Dataset items:
§

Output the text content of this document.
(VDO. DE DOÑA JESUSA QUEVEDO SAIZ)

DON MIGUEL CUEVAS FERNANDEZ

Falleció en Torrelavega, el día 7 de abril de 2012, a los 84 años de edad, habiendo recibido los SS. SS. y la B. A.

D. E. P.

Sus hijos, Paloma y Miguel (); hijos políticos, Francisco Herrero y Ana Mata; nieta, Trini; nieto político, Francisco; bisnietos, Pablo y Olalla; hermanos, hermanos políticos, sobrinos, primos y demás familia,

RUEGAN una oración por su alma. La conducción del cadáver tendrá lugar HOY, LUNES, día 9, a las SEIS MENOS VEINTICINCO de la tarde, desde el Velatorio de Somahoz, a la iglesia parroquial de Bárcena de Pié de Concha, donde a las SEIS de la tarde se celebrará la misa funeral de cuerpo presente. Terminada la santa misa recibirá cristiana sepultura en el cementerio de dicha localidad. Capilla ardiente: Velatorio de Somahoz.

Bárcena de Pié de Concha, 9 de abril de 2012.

§

**Exercise**: Transcribe every entry exactly.

**Complete output**:
Output the text content of this document.
(VDO. DE DOÑA JESUSA QUEVEDO SAIZ)

DON MIGUEL CUEVAS FERNANDEZ

Falleció en Torrelavega, el día 7 de abril de 2012, a los 84 años de edad, habiendo recibido los SS. SS. y la B. A.

D. E. P.

Sus hijos, Paloma y Miguel (); hijos políticos, Francisco Herrero y Ana Mata; nieta, Trini; nieto político, Francisco; bisnietos, Pablo y Olalla; hermanos, hermanos políticos, sobrinos, primos y demás familia,

RUEGAN una oración por su alma. La conducción del cadáver tendrá lugar HOY, LUNES, día 9, a las SEIS MENOS VEINTICINCO de la tarde, desde el Velatorio de Somahoz, a la iglesia parroquial de Bárcena de Pié de Concha, donde a las SEIS de la tarde se celebrará la misa funeral de cuerpo presente. Terminada la santa misa recibirá cristiana sepultura en el cementerio de dicha localidad. Capilla ardiente: Velatorio de Somahoz.

Bárcena de Pié de Concha, 9 de abril de 2012.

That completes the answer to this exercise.